WORK TASK: Images do not belong in the copy. Set down all the entries exactly.

GIVEN ENTRIES:
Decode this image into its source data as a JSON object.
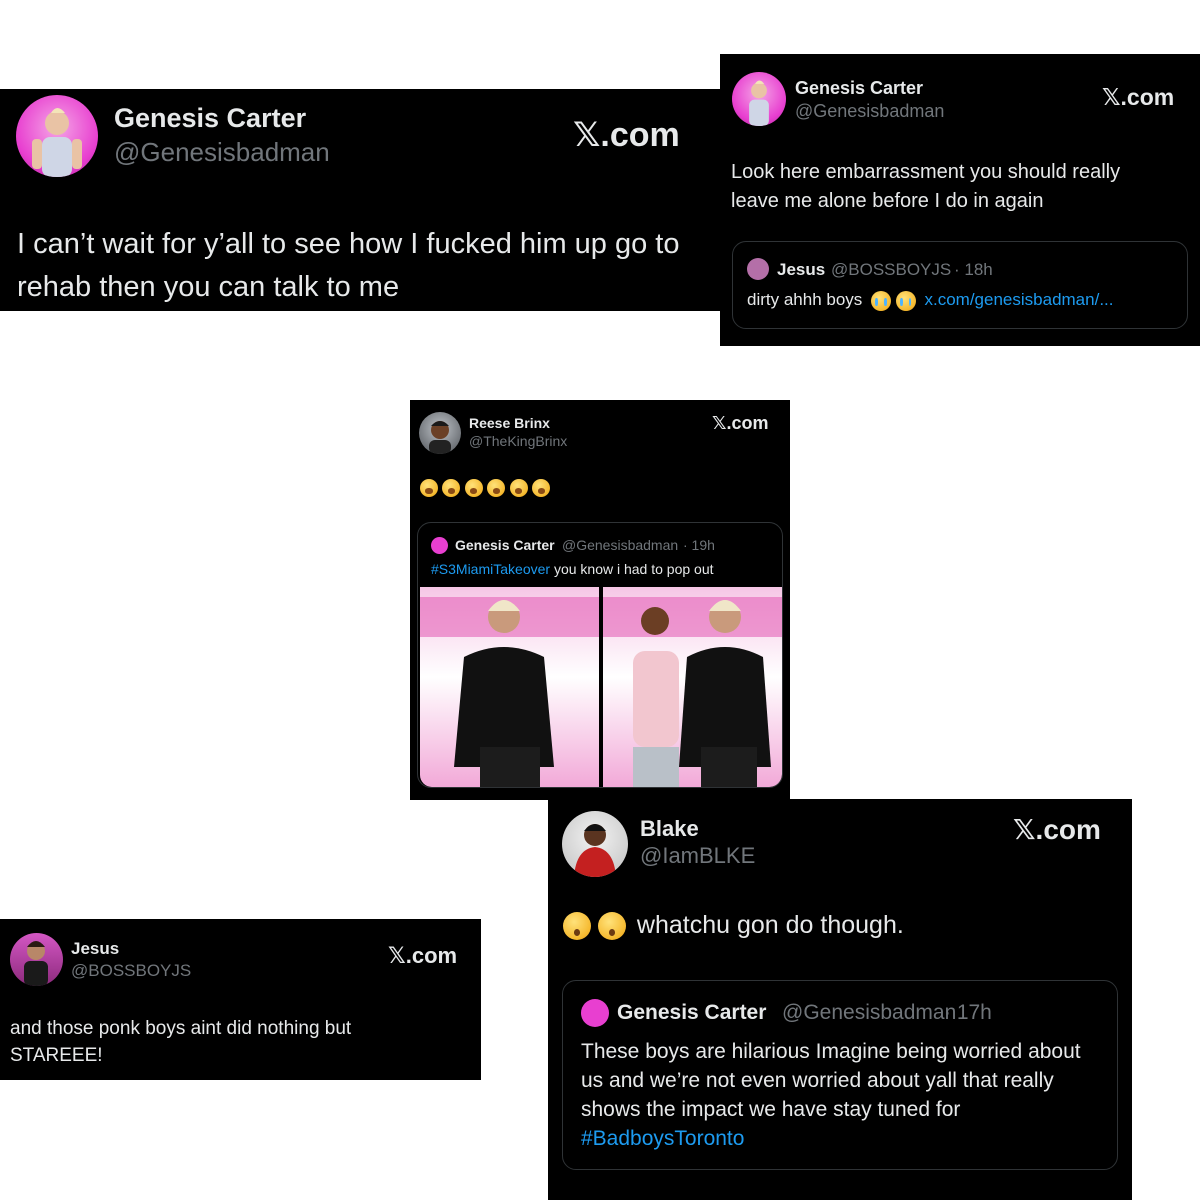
{
  "cards": {
    "c1": {
      "name": "Genesis Carter",
      "handle": "@Genesisbadman",
      "site": "𝕏.com",
      "text": "I can’t wait for y’all to see how I fucked him up go to rehab then you can talk to me"
    },
    "c2": {
      "name": "Genesis Carter",
      "handle": "@Genesisbadman",
      "site": "𝕏.com",
      "text": "Look here embarrassment you should really leave me alone before I do in again",
      "quote": {
        "name": "Jesus",
        "handle": "@BOSSBOYJS",
        "time": "· 18h",
        "text": "dirty ahhh boys",
        "link": "x.com/genesisbadman/..."
      }
    },
    "c3": {
      "name": "Reese Brinx",
      "handle": "@TheKingBrinx",
      "site": "𝕏.com",
      "quote": {
        "name": "Genesis Carter",
        "handle": "@Genesisbadman",
        "time": "· 19h",
        "hashtag": "#S3MiamiTakeover",
        "text": "you know i had to pop out"
      }
    },
    "c4": {
      "name": "Jesus",
      "handle": "@BOSSBOYJS",
      "site": "𝕏.com",
      "text": "and those ponk boys aint did nothing but STAREEE!"
    },
    "c5": {
      "name": "Blake",
      "handle": "@IamBLKE",
      "site": "𝕏.com",
      "text": "whatchu gon do though.",
      "quote": {
        "name": "Genesis Carter",
        "handle": "@Genesisbadman",
        "time": "· 17h",
        "text": "These boys are hilarious Imagine being worried about us and we’re not even worried about yall that really shows the impact we have stay tuned for",
        "hashtag": "#BadboysToronto"
      }
    }
  },
  "colors": {
    "card_bg": "#000000",
    "text": "#e7e9ea",
    "muted": "#71767b",
    "link": "#1d9bf0",
    "border": "#2f3336",
    "avatar_pink": "#e83fd0"
  },
  "icons": {
    "emoji_cry": "loudly-crying-face",
    "emoji_yawn": "yawning-face",
    "emoji_shock": "astonished-face"
  }
}
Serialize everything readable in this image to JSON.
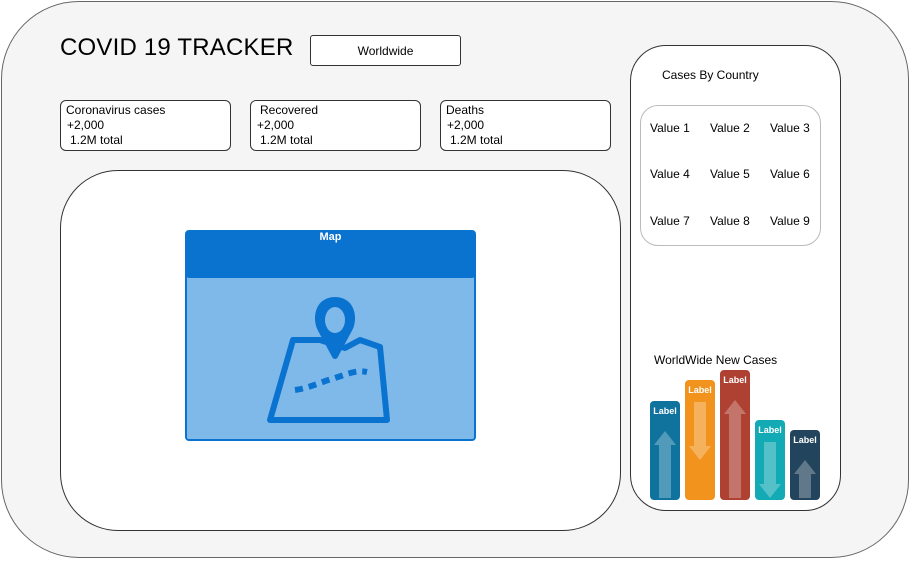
{
  "app": {
    "title": "COVID 19 TRACKER"
  },
  "region_select": {
    "value": "Worldwide"
  },
  "stats": [
    {
      "title": "Coronavirus cases",
      "today": "+2,000",
      "total": "1.2M total"
    },
    {
      "title": "Recovered",
      "today": "+2,000",
      "total": "1.2M total"
    },
    {
      "title": "Deaths",
      "today": "+2,000",
      "total": "1.2M total"
    }
  ],
  "map": {
    "title": "Map",
    "icon": "map-pin-icon"
  },
  "cases_by_country": {
    "title": "Cases By Country",
    "values": [
      "Value 1",
      "Value 2",
      "Value 3",
      "Value 4",
      "Value 5",
      "Value 6",
      "Value 7",
      "Value 8",
      "Value 9"
    ]
  },
  "new_cases_chart": {
    "title": "WorldWide New Cases",
    "bars": [
      {
        "label": "Label",
        "color": "#10739e",
        "arrow": "up"
      },
      {
        "label": "Label",
        "color": "#f2931e",
        "arrow": "down"
      },
      {
        "label": "Label",
        "color": "#ae4132",
        "arrow": "up"
      },
      {
        "label": "Label",
        "color": "#12aab5",
        "arrow": "down"
      },
      {
        "label": "Label",
        "color": "#23445d",
        "arrow": "up"
      }
    ]
  }
}
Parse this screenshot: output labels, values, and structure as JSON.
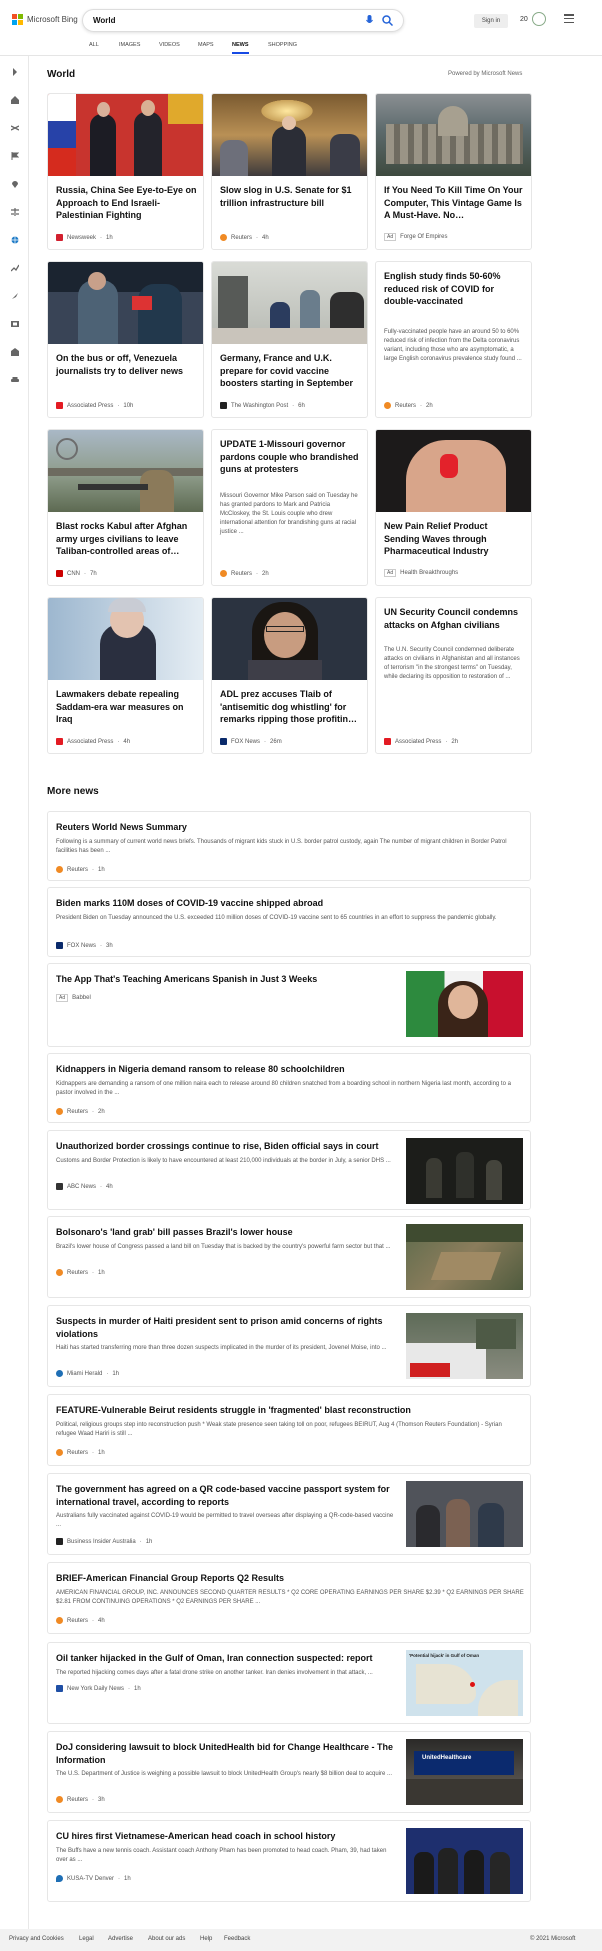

EXPECTED ANSWER:
Decode this image into its source data as a JSON object.
{
  "cards": {
    "c1": {
      "name": "Genesis Carter",
      "handle": "@Genesisbadman",
      "site": "𝕏.com",
      "text": "I can’t wait for y’all to see how I fucked him up go to rehab then you can talk to me"
    },
    "c2": {
      "name": "Genesis Carter",
      "handle": "@Genesisbadman",
      "site": "𝕏.com",
      "text": "Look here embarrassment you should really leave me alone before I do in again",
      "quote": {
        "name": "Jesus",
        "handle": "@BOSSBOYJS",
        "time": "· 18h",
        "text": "dirty ahhh boys",
        "link": "x.com/genesisbadman/..."
      }
    },
    "c3": {
      "name": "Reese Brinx",
      "handle": "@TheKingBrinx",
      "site": "𝕏.com",
      "quote": {
        "name": "Genesis Carter",
        "handle": "@Genesisbadman",
        "time": "· 19h",
        "hashtag": "#S3MiamiTakeover",
        "text": "you know i had to pop out"
      }
    },
    "c4": {
      "name": "Jesus",
      "handle": "@BOSSBOYJS",
      "site": "𝕏.com",
      "text": "and those ponk boys aint did nothing but STAREEE!"
    },
    "c5": {
      "name": "Blake",
      "handle": "@IamBLKE",
      "site": "𝕏.com",
      "text": "whatchu gon do though.",
      "quote": {
        "name": "Genesis Carter",
        "handle": "@Genesisbadman",
        "time": "· 17h",
        "text": "These boys are hilarious Imagine being worried about us and we’re not even worried about yall that really shows the impact we have stay tuned for",
        "hashtag": "#BadboysToronto"
      }
    }
  },
  "colors": {
    "card_bg": "#000000",
    "text": "#e7e9ea",
    "muted": "#71767b",
    "link": "#1d9bf0",
    "border": "#2f3336",
    "avatar_pink": "#e83fd0"
  },
  "icons": {
    "emoji_cry": "loudly-crying-face",
    "emoji_yawn": "yawning-face",
    "emoji_shock": "astonished-face"
  }
}
Serialize everything readable in this image to JSON.
{
  "app": {
    "title": "COVID 19 TRACKER"
  },
  "region_select": {
    "value": "Worldwide"
  },
  "stats": [
    {
      "title": "Coronavirus cases",
      "today": "+2,000",
      "total": "1.2M total"
    },
    {
      "title": "Recovered",
      "today": "+2,000",
      "total": "1.2M total"
    },
    {
      "title": "Deaths",
      "today": "+2,000",
      "total": "1.2M total"
    }
  ],
  "map": {
    "title": "Map",
    "icon": "map-pin-icon"
  },
  "cases_by_country": {
    "title": "Cases By Country",
    "values": [
      "Value 1",
      "Value 2",
      "Value 3",
      "Value 4",
      "Value 5",
      "Value 6",
      "Value 7",
      "Value 8",
      "Value 9"
    ]
  },
  "new_cases_chart": {
    "title": "WorldWide New Cases",
    "bars": [
      {
        "label": "Label",
        "color": "#10739e",
        "arrow": "up"
      },
      {
        "label": "Label",
        "color": "#f2931e",
        "arrow": "down"
      },
      {
        "label": "Label",
        "color": "#ae4132",
        "arrow": "up"
      },
      {
        "label": "Label",
        "color": "#12aab5",
        "arrow": "down"
      },
      {
        "label": "Label",
        "color": "#23445d",
        "arrow": "up"
      }
    ]
  }
}
Parse this screenshot: output labels, values, and structure as JSON.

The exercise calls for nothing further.